• Material provided:
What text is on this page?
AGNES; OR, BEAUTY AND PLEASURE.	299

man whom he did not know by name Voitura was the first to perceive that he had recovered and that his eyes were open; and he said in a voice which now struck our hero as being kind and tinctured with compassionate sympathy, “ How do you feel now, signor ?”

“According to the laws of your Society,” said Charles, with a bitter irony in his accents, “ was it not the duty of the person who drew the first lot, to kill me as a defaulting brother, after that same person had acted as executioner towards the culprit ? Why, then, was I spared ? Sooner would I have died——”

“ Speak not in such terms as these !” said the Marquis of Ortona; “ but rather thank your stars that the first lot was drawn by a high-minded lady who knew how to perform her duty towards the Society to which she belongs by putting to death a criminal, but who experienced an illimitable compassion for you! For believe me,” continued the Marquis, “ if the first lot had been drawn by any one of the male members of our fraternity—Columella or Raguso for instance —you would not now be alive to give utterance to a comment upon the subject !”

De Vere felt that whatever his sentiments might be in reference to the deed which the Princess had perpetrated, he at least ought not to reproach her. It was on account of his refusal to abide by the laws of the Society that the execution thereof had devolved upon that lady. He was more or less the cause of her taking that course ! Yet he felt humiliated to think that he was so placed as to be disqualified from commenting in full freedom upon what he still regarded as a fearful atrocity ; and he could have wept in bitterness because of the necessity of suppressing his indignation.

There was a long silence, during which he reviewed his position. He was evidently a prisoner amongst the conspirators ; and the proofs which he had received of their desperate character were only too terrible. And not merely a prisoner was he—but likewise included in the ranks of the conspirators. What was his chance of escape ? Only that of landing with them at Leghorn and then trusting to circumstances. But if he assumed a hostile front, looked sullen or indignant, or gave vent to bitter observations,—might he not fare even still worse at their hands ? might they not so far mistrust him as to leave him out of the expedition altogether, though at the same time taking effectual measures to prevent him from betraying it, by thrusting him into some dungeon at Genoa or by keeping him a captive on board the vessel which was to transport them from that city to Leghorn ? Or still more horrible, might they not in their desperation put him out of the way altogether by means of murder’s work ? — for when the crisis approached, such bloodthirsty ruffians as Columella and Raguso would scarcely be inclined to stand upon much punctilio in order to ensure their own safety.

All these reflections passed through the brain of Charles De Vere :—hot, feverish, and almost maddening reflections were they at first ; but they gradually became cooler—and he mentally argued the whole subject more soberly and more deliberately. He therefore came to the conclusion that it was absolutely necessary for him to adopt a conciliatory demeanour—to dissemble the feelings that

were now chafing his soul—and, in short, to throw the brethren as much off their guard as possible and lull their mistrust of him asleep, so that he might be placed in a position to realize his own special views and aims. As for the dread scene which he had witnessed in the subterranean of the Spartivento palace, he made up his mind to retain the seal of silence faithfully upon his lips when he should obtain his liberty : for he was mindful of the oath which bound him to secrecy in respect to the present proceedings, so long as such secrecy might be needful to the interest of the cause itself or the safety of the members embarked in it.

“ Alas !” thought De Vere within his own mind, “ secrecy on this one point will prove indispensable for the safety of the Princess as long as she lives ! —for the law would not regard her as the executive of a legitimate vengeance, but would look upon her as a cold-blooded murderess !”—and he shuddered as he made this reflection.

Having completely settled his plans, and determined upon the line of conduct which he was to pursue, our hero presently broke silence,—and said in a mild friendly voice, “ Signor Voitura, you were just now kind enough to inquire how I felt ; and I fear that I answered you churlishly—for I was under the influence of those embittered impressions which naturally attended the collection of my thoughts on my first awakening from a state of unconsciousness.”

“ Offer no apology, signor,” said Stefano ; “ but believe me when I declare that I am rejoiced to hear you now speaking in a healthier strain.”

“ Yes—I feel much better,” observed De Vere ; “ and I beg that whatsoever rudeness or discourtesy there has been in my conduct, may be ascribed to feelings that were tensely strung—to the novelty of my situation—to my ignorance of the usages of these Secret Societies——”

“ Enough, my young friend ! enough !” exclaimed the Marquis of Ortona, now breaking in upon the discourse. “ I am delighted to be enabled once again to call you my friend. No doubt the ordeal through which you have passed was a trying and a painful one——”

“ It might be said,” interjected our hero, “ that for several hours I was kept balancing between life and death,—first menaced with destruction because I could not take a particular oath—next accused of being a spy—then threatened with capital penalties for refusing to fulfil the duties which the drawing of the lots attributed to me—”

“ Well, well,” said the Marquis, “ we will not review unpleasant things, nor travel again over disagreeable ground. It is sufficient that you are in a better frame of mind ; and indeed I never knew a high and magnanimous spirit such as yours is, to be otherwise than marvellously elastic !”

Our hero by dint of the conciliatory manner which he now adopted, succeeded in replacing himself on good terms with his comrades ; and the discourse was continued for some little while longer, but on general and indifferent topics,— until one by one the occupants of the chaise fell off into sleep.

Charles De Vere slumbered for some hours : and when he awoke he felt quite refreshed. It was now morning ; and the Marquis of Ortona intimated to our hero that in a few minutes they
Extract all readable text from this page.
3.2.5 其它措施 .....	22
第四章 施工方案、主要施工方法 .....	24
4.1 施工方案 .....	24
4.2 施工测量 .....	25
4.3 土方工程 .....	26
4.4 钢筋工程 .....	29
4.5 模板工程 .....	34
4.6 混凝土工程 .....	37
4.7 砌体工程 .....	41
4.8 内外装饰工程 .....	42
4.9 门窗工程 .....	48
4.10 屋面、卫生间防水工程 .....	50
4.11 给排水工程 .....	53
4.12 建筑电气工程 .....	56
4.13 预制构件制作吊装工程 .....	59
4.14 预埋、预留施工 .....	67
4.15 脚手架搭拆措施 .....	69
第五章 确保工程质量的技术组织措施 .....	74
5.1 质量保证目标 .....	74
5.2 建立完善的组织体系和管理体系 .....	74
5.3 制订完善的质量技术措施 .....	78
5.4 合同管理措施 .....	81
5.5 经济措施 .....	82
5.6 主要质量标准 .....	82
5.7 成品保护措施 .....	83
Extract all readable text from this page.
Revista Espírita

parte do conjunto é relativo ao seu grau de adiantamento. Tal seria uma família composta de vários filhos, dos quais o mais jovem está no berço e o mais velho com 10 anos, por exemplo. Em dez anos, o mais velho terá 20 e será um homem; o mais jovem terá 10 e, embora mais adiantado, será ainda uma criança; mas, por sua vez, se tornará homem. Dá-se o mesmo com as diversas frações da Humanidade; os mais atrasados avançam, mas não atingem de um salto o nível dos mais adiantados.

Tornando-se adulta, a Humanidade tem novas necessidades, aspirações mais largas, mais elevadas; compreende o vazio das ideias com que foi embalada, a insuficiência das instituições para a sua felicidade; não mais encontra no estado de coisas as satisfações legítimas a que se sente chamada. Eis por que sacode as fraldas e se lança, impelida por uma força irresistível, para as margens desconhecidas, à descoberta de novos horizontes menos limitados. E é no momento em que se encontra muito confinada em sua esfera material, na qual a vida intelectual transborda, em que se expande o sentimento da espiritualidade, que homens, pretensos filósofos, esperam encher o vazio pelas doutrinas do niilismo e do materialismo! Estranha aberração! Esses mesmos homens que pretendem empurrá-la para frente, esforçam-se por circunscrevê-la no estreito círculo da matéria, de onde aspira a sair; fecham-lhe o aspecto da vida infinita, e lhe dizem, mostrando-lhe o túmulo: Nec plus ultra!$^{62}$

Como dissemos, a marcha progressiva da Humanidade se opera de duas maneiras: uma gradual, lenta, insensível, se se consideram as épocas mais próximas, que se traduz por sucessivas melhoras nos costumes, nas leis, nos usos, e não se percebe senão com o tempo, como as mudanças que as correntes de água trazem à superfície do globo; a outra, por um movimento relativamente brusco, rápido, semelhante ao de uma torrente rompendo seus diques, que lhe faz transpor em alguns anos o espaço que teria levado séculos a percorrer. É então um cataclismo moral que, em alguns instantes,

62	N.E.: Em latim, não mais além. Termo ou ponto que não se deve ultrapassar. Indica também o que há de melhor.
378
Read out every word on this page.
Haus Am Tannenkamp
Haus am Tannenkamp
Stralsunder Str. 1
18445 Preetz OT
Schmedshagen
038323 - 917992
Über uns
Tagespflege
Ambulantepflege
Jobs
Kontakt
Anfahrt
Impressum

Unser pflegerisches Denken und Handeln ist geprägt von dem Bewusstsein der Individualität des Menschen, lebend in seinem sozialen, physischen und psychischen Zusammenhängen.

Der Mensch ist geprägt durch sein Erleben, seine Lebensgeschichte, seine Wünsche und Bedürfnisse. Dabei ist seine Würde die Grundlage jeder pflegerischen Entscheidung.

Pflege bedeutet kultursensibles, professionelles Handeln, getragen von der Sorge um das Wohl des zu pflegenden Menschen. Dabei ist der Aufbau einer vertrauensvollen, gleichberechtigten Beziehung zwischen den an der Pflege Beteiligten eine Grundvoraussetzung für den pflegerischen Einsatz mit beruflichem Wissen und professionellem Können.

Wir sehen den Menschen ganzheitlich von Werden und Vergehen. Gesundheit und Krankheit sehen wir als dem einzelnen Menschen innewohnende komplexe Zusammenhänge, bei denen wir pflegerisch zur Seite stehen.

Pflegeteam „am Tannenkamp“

• Objective: Search the data for the string "being". List each line that has it.

• Task output:
man whom he did not know by name Voitura was the first to perceive that he had recovered and that his eyes were open; and he said in a voice which now struck our hero as being kind and tinctured with compassionate sympathy, “ How do you feel now, signor ?”
“ It might be said,” interjected our hero, “ that for several hours I was kept balancing between life and death,—first menaced with destruction because I could not take a particular oath—next accused of being a spy—then threatened with capital penalties for refusing to fulfil the duties which the drawing of the lots attributed to me—”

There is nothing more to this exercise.